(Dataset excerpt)
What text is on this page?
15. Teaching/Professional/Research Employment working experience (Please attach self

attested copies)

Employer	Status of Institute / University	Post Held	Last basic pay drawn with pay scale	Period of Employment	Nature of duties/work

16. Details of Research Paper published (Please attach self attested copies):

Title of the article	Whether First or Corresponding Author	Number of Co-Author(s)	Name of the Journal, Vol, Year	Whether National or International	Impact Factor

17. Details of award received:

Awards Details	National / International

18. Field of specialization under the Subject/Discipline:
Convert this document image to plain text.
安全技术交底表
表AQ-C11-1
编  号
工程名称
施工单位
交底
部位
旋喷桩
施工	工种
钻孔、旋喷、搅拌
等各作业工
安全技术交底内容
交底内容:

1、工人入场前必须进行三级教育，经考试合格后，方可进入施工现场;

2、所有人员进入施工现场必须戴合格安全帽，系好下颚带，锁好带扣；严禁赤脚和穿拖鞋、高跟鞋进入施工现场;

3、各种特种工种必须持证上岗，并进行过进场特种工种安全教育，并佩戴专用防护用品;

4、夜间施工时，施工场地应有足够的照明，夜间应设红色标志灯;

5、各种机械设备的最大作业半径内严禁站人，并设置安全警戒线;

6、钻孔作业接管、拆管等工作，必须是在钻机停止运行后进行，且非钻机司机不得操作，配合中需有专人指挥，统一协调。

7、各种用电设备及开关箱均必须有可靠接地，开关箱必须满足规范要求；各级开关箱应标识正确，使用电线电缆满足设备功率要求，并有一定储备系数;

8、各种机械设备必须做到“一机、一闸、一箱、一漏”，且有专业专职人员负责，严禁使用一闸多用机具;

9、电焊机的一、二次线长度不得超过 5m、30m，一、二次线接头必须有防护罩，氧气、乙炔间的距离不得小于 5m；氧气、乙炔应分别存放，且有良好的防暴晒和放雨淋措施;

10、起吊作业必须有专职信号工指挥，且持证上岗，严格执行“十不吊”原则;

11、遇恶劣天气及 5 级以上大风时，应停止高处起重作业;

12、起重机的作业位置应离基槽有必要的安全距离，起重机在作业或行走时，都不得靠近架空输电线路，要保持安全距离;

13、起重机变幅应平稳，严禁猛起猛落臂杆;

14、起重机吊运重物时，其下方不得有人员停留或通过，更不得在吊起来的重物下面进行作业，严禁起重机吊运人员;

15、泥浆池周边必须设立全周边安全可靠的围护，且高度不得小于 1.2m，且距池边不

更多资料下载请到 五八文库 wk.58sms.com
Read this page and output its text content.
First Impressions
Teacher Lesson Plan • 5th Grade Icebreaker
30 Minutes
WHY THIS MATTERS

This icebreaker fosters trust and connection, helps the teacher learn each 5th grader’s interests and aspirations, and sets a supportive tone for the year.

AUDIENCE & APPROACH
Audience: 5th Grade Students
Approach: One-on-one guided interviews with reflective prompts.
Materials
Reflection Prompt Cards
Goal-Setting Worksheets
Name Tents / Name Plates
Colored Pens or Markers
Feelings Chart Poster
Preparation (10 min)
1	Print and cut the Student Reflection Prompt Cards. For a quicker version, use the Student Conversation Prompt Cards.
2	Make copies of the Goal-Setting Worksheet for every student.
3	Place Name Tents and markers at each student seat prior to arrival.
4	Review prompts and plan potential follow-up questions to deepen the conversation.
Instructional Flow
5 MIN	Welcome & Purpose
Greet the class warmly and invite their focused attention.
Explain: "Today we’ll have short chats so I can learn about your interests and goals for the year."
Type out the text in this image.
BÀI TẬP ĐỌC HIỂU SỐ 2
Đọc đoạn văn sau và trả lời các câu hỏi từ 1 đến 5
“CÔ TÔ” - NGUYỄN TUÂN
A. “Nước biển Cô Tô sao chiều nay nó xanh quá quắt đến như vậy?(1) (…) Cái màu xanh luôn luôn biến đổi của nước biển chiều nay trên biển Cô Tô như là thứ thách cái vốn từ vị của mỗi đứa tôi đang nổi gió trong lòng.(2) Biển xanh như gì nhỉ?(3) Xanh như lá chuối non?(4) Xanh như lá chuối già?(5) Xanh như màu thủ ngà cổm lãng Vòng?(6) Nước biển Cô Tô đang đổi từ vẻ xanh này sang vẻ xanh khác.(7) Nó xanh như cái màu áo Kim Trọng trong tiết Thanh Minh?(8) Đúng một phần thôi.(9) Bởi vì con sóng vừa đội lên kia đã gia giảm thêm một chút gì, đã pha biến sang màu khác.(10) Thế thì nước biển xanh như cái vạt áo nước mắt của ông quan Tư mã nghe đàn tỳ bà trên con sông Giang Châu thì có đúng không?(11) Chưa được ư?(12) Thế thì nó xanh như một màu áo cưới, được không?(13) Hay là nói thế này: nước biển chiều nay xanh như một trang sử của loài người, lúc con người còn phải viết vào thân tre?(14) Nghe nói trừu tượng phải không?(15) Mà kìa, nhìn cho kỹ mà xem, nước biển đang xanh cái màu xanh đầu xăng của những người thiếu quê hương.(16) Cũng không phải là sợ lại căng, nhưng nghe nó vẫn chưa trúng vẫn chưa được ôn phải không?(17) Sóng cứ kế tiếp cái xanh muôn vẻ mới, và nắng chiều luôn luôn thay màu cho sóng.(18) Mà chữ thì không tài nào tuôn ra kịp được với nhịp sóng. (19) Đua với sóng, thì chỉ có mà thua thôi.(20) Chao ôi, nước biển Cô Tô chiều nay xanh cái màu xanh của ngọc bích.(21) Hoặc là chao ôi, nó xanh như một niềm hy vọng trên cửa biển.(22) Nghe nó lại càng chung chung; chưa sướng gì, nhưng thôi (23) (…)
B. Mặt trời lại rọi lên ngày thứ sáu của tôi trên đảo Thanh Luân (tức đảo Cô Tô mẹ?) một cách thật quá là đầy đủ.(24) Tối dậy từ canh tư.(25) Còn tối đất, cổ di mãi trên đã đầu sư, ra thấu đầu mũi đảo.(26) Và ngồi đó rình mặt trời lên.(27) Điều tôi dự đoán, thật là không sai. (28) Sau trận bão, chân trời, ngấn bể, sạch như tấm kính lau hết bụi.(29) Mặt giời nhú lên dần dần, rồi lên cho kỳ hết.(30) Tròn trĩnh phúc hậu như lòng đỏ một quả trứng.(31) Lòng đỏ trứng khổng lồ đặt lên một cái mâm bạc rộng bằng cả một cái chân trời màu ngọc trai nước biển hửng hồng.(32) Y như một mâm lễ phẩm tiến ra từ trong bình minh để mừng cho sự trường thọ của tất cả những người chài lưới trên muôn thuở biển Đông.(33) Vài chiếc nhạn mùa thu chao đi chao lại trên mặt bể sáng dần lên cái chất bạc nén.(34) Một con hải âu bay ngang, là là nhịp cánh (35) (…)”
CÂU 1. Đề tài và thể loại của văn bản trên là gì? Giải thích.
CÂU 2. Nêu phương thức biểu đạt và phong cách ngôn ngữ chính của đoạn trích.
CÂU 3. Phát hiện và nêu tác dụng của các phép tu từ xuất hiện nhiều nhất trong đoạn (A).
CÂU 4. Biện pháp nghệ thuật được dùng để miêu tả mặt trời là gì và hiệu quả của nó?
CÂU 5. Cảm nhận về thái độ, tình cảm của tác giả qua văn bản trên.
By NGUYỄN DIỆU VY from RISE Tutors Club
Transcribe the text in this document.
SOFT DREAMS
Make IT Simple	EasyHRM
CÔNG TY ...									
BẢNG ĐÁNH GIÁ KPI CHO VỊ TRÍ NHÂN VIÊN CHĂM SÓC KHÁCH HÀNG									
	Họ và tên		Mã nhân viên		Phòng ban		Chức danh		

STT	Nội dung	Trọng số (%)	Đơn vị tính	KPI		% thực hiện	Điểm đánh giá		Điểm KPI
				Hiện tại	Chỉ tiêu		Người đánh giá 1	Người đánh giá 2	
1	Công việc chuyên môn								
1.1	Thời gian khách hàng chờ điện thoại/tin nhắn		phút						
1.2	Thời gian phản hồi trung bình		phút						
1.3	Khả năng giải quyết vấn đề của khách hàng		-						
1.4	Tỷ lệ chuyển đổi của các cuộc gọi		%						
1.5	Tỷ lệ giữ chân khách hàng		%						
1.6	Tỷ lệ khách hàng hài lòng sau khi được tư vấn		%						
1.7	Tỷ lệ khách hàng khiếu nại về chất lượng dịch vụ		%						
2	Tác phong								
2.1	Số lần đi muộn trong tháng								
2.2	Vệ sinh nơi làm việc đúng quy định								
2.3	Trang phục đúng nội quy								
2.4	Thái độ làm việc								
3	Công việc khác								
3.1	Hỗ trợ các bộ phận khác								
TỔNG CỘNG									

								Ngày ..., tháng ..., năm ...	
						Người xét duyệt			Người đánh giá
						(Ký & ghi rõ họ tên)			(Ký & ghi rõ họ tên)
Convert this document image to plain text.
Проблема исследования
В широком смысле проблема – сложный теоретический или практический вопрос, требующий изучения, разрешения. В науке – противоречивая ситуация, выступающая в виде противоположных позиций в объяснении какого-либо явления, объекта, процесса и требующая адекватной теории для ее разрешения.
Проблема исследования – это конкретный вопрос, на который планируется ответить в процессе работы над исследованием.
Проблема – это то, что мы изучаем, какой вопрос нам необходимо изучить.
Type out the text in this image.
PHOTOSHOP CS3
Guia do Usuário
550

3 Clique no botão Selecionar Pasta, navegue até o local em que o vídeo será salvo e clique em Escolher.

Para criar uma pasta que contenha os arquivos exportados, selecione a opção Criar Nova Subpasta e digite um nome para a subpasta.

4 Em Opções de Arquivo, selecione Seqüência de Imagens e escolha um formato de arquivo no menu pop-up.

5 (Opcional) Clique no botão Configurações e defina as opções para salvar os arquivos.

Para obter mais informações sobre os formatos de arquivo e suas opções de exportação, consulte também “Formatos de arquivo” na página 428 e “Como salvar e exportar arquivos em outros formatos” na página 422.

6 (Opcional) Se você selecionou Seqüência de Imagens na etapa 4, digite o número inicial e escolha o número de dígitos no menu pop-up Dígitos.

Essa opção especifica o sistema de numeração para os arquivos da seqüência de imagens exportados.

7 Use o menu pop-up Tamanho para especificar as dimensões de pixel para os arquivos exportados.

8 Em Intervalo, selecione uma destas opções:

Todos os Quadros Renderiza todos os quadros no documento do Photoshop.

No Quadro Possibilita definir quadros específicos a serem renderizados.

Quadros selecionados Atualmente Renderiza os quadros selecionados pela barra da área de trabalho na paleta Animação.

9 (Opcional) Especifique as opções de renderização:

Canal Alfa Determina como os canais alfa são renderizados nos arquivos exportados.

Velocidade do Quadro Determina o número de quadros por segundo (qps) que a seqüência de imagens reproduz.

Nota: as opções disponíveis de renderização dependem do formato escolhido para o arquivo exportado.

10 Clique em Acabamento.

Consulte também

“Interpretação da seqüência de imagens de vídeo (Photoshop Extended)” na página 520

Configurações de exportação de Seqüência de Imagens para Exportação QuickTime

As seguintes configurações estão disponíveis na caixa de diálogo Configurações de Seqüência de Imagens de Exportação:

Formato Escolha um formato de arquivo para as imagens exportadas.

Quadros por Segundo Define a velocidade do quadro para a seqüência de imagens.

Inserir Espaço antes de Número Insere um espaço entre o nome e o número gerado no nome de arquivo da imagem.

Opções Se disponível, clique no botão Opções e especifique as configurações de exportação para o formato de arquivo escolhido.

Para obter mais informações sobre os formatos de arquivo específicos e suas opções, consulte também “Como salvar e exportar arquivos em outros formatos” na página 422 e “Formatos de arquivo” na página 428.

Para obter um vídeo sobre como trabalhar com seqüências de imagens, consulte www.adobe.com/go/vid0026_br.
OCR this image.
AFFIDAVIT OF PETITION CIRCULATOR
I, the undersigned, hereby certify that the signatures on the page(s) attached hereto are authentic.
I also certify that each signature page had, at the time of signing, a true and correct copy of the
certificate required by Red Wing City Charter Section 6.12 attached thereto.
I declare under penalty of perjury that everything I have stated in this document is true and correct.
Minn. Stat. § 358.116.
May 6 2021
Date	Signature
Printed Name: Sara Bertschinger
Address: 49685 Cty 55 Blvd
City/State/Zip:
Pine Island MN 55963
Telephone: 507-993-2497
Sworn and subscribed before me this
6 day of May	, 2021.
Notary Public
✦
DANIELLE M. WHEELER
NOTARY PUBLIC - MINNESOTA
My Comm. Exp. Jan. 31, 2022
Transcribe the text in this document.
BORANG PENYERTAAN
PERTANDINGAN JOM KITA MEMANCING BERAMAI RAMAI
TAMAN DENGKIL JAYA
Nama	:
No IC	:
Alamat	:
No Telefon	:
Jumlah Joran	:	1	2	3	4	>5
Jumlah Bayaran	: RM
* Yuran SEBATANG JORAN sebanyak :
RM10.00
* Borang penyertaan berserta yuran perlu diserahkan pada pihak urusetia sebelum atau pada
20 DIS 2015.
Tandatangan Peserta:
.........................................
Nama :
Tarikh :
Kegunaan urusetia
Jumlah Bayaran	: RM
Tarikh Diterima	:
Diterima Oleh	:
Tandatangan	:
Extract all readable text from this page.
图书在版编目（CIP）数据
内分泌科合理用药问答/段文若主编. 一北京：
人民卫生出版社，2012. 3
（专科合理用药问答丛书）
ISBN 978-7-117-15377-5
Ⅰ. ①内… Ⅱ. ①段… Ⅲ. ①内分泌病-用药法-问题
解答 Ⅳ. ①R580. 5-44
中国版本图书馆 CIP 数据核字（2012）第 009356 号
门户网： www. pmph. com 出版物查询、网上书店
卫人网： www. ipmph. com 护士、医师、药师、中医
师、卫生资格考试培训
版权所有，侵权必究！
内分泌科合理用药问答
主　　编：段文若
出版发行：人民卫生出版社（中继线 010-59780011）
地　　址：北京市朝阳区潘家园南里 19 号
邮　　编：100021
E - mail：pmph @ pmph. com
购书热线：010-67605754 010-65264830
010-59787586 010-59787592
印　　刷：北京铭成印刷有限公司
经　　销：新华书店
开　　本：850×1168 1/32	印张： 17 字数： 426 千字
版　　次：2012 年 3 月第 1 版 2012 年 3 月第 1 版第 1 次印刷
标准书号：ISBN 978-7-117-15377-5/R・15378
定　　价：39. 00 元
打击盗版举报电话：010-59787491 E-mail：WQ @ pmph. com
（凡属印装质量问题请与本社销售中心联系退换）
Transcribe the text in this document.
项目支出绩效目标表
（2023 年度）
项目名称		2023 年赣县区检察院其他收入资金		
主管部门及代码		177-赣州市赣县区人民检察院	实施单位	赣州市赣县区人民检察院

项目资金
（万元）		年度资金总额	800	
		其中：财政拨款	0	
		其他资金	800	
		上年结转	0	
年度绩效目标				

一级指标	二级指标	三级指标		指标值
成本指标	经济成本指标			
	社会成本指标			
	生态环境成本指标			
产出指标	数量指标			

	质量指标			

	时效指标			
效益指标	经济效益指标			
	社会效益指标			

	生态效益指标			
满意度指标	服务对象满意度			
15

[Direction]:
Looking at the data above, show all lines where the word "learn" occurs.

[Result below]:
This icebreaker fosters trust and connection, helps the teacher learn each 5th grader’s interests and aspirations, and sets a supportive tone for the year.
Explain: "Today we’ll have short chats so I can learn about your interests and goals for the year."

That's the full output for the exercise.